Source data

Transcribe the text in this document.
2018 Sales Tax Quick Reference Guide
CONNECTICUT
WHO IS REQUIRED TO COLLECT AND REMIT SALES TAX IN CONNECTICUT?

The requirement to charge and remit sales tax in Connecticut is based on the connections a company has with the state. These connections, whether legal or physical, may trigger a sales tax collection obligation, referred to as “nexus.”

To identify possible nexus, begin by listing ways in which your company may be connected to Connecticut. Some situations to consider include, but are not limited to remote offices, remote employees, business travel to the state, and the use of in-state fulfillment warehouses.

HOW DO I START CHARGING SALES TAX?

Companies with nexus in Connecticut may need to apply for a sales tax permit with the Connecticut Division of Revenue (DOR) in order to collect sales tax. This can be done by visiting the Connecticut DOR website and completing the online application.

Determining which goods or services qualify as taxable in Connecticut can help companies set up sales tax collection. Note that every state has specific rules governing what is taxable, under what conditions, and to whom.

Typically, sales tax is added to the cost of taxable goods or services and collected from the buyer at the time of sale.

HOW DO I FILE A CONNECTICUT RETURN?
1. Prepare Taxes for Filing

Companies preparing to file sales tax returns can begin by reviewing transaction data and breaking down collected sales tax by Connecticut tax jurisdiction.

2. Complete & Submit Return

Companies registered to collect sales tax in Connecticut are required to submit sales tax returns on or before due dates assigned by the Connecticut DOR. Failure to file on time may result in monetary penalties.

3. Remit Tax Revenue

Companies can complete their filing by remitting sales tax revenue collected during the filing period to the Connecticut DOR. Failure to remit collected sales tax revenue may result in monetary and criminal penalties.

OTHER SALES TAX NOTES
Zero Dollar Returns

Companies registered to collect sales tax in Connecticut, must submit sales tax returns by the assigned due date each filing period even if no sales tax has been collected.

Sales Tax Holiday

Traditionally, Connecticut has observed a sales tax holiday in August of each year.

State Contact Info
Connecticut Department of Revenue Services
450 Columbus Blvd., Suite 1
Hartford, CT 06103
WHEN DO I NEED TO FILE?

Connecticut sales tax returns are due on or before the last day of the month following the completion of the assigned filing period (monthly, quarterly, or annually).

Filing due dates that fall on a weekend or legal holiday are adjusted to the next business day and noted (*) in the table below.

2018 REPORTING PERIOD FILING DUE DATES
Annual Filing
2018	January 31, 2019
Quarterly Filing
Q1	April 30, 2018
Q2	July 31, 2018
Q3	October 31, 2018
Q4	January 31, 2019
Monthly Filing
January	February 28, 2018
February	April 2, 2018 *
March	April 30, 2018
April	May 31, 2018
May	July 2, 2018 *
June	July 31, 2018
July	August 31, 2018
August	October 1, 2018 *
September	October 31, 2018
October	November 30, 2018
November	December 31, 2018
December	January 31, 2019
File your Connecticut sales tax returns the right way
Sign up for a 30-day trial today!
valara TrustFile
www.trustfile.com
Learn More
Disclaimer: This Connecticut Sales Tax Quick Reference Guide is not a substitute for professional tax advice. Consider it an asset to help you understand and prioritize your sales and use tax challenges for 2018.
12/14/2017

» Set task:
Return the whole listing exactly, with every line included.

» Correct response:
Transcribe the text in this document.
2018 Sales Tax Quick Reference Guide
CONNECTICUT
WHO IS REQUIRED TO COLLECT AND REMIT SALES TAX IN CONNECTICUT?

The requirement to charge and remit sales tax in Connecticut is based on the connections a company has with the state. These connections, whether legal or physical, may trigger a sales tax collection obligation, referred to as “nexus.”

To identify possible nexus, begin by listing ways in which your company may be connected to Connecticut. Some situations to consider include, but are not limited to remote offices, remote employees, business travel to the state, and the use of in-state fulfillment warehouses.

HOW DO I START CHARGING SALES TAX?

Companies with nexus in Connecticut may need to apply for a sales tax permit with the Connecticut Division of Revenue (DOR) in order to collect sales tax. This can be done by visiting the Connecticut DOR website and completing the online application.

Determining which goods or services qualify as taxable in Connecticut can help companies set up sales tax collection. Note that every state has specific rules governing what is taxable, under what conditions, and to whom.

Typically, sales tax is added to the cost of taxable goods or services and collected from the buyer at the time of sale.

HOW DO I FILE A CONNECTICUT RETURN?
1. Prepare Taxes for Filing

Companies preparing to file sales tax returns can begin by reviewing transaction data and breaking down collected sales tax by Connecticut tax jurisdiction.

2. Complete & Submit Return

Companies registered to collect sales tax in Connecticut are required to submit sales tax returns on or before due dates assigned by the Connecticut DOR. Failure to file on time may result in monetary penalties.

3. Remit Tax Revenue

Companies can complete their filing by remitting sales tax revenue collected during the filing period to the Connecticut DOR. Failure to remit collected sales tax revenue may result in monetary and criminal penalties.

OTHER SALES TAX NOTES
Zero Dollar Returns

Companies registered to collect sales tax in Connecticut, must submit sales tax returns by the assigned due date each filing period even if no sales tax has been collected.

Sales Tax Holiday

Traditionally, Connecticut has observed a sales tax holiday in August of each year.

State Contact Info
Connecticut Department of Revenue Services
450 Columbus Blvd., Suite 1
Hartford, CT 06103
WHEN DO I NEED TO FILE?

Connecticut sales tax returns are due on or before the last day of the month following the completion of the assigned filing period (monthly, quarterly, or annually).

Filing due dates that fall on a weekend or legal holiday are adjusted to the next business day and noted (*) in the table below.

2018 REPORTING PERIOD FILING DUE DATES
Annual Filing
2018	January 31, 2019
Quarterly Filing
Q1	April 30, 2018
Q2	July 31, 2018
Q3	October 31, 2018
Q4	January 31, 2019
Monthly Filing
January	February 28, 2018
February	April 2, 2018 *
March	April 30, 2018
April	May 31, 2018
May	July 2, 2018 *
June	July 31, 2018
July	August 31, 2018
August	October 1, 2018 *
September	October 31, 2018
October	November 30, 2018
November	December 31, 2018
December	January 31, 2019
File your Connecticut sales tax returns the right way
Sign up for a 30-day trial today!
valara TrustFile
www.trustfile.com
Learn More
Disclaimer: This Connecticut Sales Tax Quick Reference Guide is not a substitute for professional tax advice. Consider it an asset to help you understand and prioritize your sales and use tax challenges for 2018.
12/14/2017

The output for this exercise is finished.